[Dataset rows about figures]
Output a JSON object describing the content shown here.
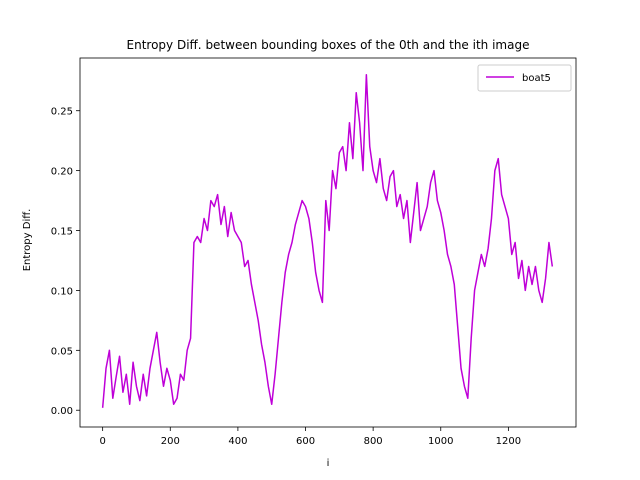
{
  "chart_data": {
    "type": "line",
    "title": "Entropy Diff. between bounding boxes of the 0th and the ith image",
    "xlabel": "i",
    "ylabel": "Entropy Diff.",
    "xlim": [
      -67,
      1400
    ],
    "ylim": [
      -0.014,
      0.294
    ],
    "xticks": [
      0,
      200,
      400,
      600,
      800,
      1000,
      1200
    ],
    "yticks": [
      0.0,
      0.05,
      0.1,
      0.15,
      0.2,
      0.25
    ],
    "ytick_labels": [
      "0.00",
      "0.05",
      "0.10",
      "0.15",
      "0.20",
      "0.25"
    ],
    "grid": false,
    "legend_position": "top-right",
    "series": [
      {
        "name": "boat5",
        "color": "#bf00d8",
        "x": [
          0,
          10,
          20,
          30,
          40,
          50,
          60,
          70,
          80,
          90,
          100,
          110,
          120,
          130,
          140,
          150,
          160,
          170,
          180,
          190,
          200,
          210,
          220,
          230,
          240,
          250,
          260,
          270,
          280,
          290,
          300,
          310,
          320,
          330,
          340,
          350,
          360,
          370,
          380,
          390,
          400,
          410,
          420,
          430,
          440,
          450,
          460,
          470,
          480,
          490,
          500,
          510,
          520,
          530,
          540,
          550,
          560,
          570,
          580,
          590,
          600,
          610,
          620,
          630,
          640,
          650,
          660,
          670,
          680,
          690,
          700,
          710,
          720,
          730,
          740,
          750,
          760,
          770,
          780,
          790,
          800,
          810,
          820,
          830,
          840,
          850,
          860,
          870,
          880,
          890,
          900,
          910,
          920,
          930,
          940,
          950,
          960,
          970,
          980,
          990,
          1000,
          1010,
          1020,
          1030,
          1040,
          1050,
          1060,
          1070,
          1080,
          1090,
          1100,
          1110,
          1120,
          1130,
          1140,
          1150,
          1160,
          1170,
          1180,
          1190,
          1200,
          1210,
          1220,
          1230,
          1240,
          1250,
          1260,
          1270,
          1280,
          1290,
          1300,
          1310,
          1320,
          1330
        ],
        "y": [
          0.002,
          0.035,
          0.05,
          0.01,
          0.028,
          0.045,
          0.015,
          0.03,
          0.005,
          0.04,
          0.02,
          0.008,
          0.03,
          0.012,
          0.035,
          0.05,
          0.065,
          0.04,
          0.02,
          0.035,
          0.025,
          0.005,
          0.01,
          0.03,
          0.025,
          0.05,
          0.06,
          0.14,
          0.145,
          0.14,
          0.16,
          0.15,
          0.175,
          0.17,
          0.18,
          0.155,
          0.17,
          0.145,
          0.165,
          0.15,
          0.145,
          0.14,
          0.12,
          0.125,
          0.105,
          0.09,
          0.075,
          0.055,
          0.04,
          0.02,
          0.005,
          0.03,
          0.06,
          0.09,
          0.115,
          0.13,
          0.14,
          0.155,
          0.165,
          0.175,
          0.17,
          0.16,
          0.14,
          0.115,
          0.1,
          0.09,
          0.175,
          0.15,
          0.2,
          0.185,
          0.215,
          0.22,
          0.2,
          0.24,
          0.21,
          0.265,
          0.24,
          0.2,
          0.28,
          0.22,
          0.2,
          0.19,
          0.21,
          0.185,
          0.175,
          0.195,
          0.2,
          0.17,
          0.18,
          0.16,
          0.175,
          0.14,
          0.165,
          0.19,
          0.15,
          0.16,
          0.17,
          0.19,
          0.2,
          0.175,
          0.165,
          0.15,
          0.13,
          0.12,
          0.105,
          0.07,
          0.035,
          0.02,
          0.01,
          0.06,
          0.1,
          0.115,
          0.13,
          0.12,
          0.135,
          0.16,
          0.2,
          0.21,
          0.18,
          0.17,
          0.16,
          0.13,
          0.14,
          0.11,
          0.125,
          0.1,
          0.12,
          0.105,
          0.12,
          0.1,
          0.09,
          0.11,
          0.14,
          0.12
        ]
      }
    ]
  }
}
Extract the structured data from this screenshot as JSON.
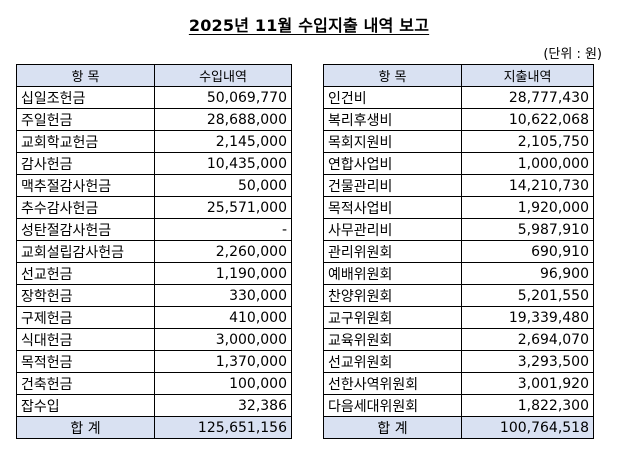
{
  "title": "2025년 11월 수입지출 내역 보고",
  "unit": "(단위 : 원)",
  "income": {
    "header_item": "항 목",
    "header_amount": "수입내역",
    "rows": [
      {
        "name": "십일조헌금",
        "amount": "50,069,770"
      },
      {
        "name": "주일헌금",
        "amount": "28,688,000"
      },
      {
        "name": "교회학교헌금",
        "amount": "2,145,000"
      },
      {
        "name": "감사헌금",
        "amount": "10,435,000"
      },
      {
        "name": "맥추절감사헌금",
        "amount": "50,000"
      },
      {
        "name": "추수감사헌금",
        "amount": "25,571,000"
      },
      {
        "name": "성탄절감사헌금",
        "amount": "-"
      },
      {
        "name": "교회설립감사헌금",
        "amount": "2,260,000"
      },
      {
        "name": "선교헌금",
        "amount": "1,190,000"
      },
      {
        "name": "장학헌금",
        "amount": "330,000"
      },
      {
        "name": "구제헌금",
        "amount": "410,000"
      },
      {
        "name": "식대헌금",
        "amount": "3,000,000"
      },
      {
        "name": "목적헌금",
        "amount": "1,370,000"
      },
      {
        "name": "건축헌금",
        "amount": "100,000"
      },
      {
        "name": "잡수입",
        "amount": "32,386"
      }
    ],
    "total_label": "합 계",
    "total_amount": "125,651,156"
  },
  "expense": {
    "header_item": "항 목",
    "header_amount": "지출내역",
    "rows": [
      {
        "name": "인건비",
        "amount": "28,777,430"
      },
      {
        "name": "복리후생비",
        "amount": "10,622,068"
      },
      {
        "name": "목회지원비",
        "amount": "2,105,750"
      },
      {
        "name": "연합사업비",
        "amount": "1,000,000"
      },
      {
        "name": "건물관리비",
        "amount": "14,210,730"
      },
      {
        "name": "목적사업비",
        "amount": "1,920,000"
      },
      {
        "name": "사무관리비",
        "amount": "5,987,910"
      },
      {
        "name": "관리위원회",
        "amount": "690,910"
      },
      {
        "name": "예배위원회",
        "amount": "96,900"
      },
      {
        "name": "찬양위원회",
        "amount": "5,201,550"
      },
      {
        "name": "교구위원회",
        "amount": "19,339,480"
      },
      {
        "name": "교육위원회",
        "amount": "2,694,070"
      },
      {
        "name": "선교위원회",
        "amount": "3,293,500"
      },
      {
        "name": "선한사역위원회",
        "amount": "3,001,920"
      },
      {
        "name": "다음세대위원회",
        "amount": "1,822,300"
      }
    ],
    "total_label": "합 계",
    "total_amount": "100,764,518"
  }
}
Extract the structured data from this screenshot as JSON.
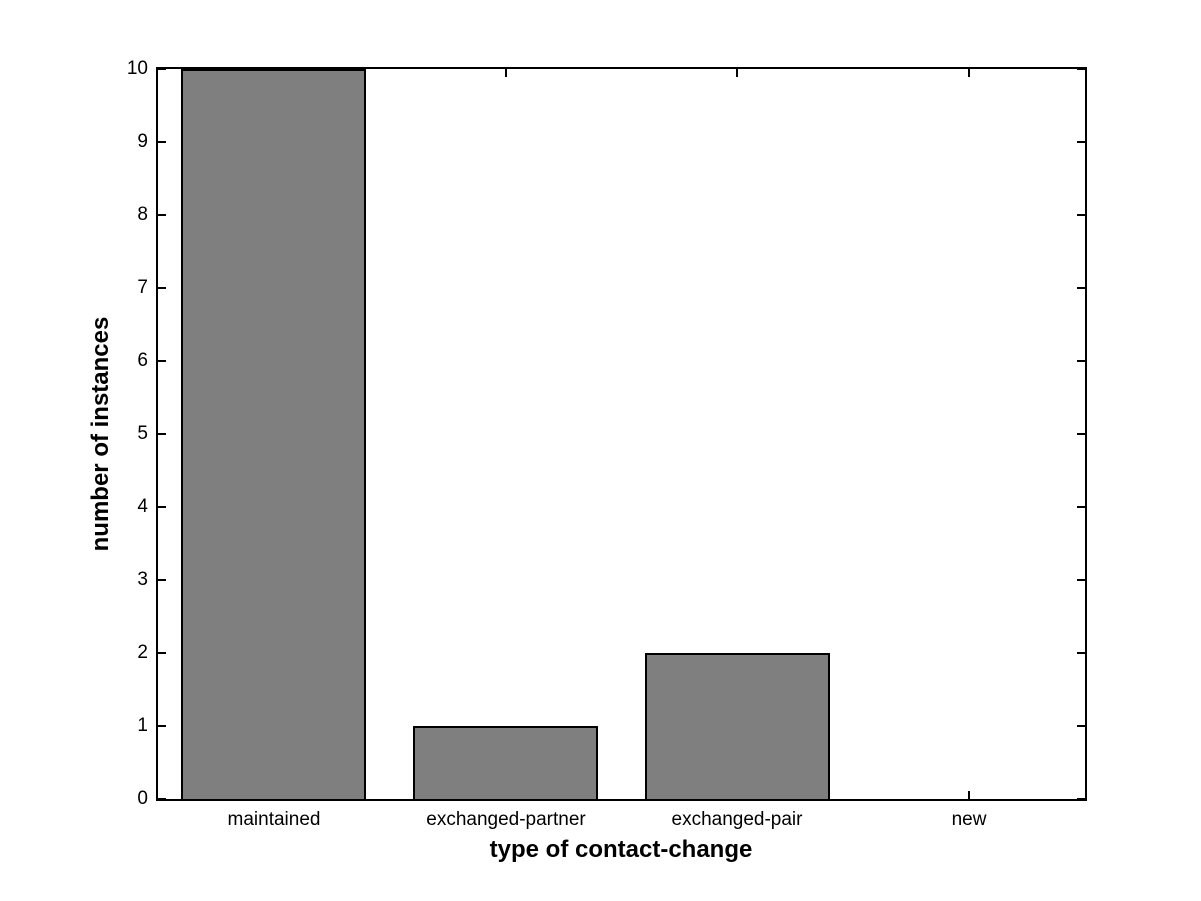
{
  "chart_data": {
    "type": "bar",
    "title": "",
    "categories": [
      "maintained",
      "exchanged-partner",
      "exchanged-pair",
      "new"
    ],
    "values": [
      10,
      1,
      2,
      0
    ],
    "xlabel": "type of contact-change",
    "ylabel": "number of instances",
    "ylim": [
      0,
      10
    ],
    "yticks": [
      0,
      1,
      2,
      3,
      4,
      5,
      6,
      7,
      8,
      9,
      10
    ],
    "ytick_labels": [
      "0",
      "1",
      "2",
      "3",
      "4",
      "5",
      "6",
      "7",
      "8",
      "9",
      "10"
    ],
    "bar_width_fraction": 0.8,
    "bar_color": "#7f7f7f",
    "bar_edge_color": "#000000",
    "axis_color": "#000000",
    "text_color": "#000000",
    "plot_background": "#ffffff",
    "figure_background": "#ffffff",
    "grid": false,
    "legend": "none",
    "tick_direction": "in"
  }
}
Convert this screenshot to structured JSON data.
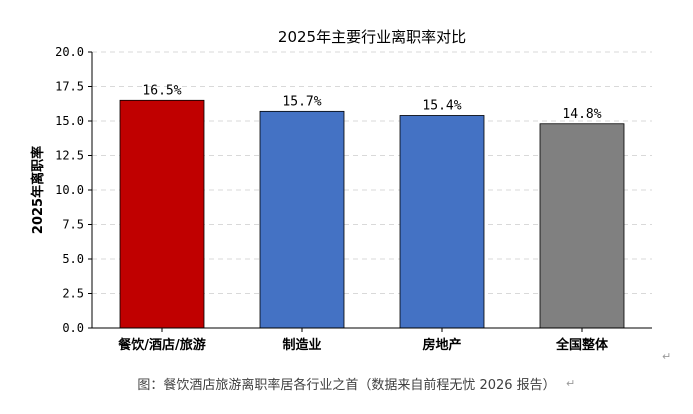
{
  "chart_data": {
    "type": "bar",
    "title": "2025年主要行业离职率对比",
    "ylabel": "2025年离职率",
    "xlabel": "",
    "categories": [
      "餐饮/酒店/旅游",
      "制造业",
      "房地产",
      "全国整体"
    ],
    "values": [
      16.5,
      15.7,
      15.4,
      14.8
    ],
    "value_labels": [
      "16.5%",
      "15.7%",
      "15.4%",
      "14.8%"
    ],
    "colors": [
      "#c00000",
      "#4472c4",
      "#4472c4",
      "#808080"
    ],
    "ylim": [
      0,
      20
    ],
    "yticks": [
      "0.0",
      "2.5",
      "5.0",
      "7.5",
      "10.0",
      "12.5",
      "15.0",
      "17.5",
      "20.0"
    ],
    "ytick_values": [
      0,
      2.5,
      5,
      7.5,
      10,
      12.5,
      15,
      17.5,
      20
    ],
    "grid": "horizontal dashed",
    "legend": "none"
  },
  "caption": "图：餐饮酒店旅游离职率居各行业之首（数据来自前程无忧 2026 报告）",
  "para_mark": "↵"
}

YOUR TASK =>
Work out how many lines of the data hold the string "Entropy". Reply with that number alone.

EXERCISE ANSWER =>
2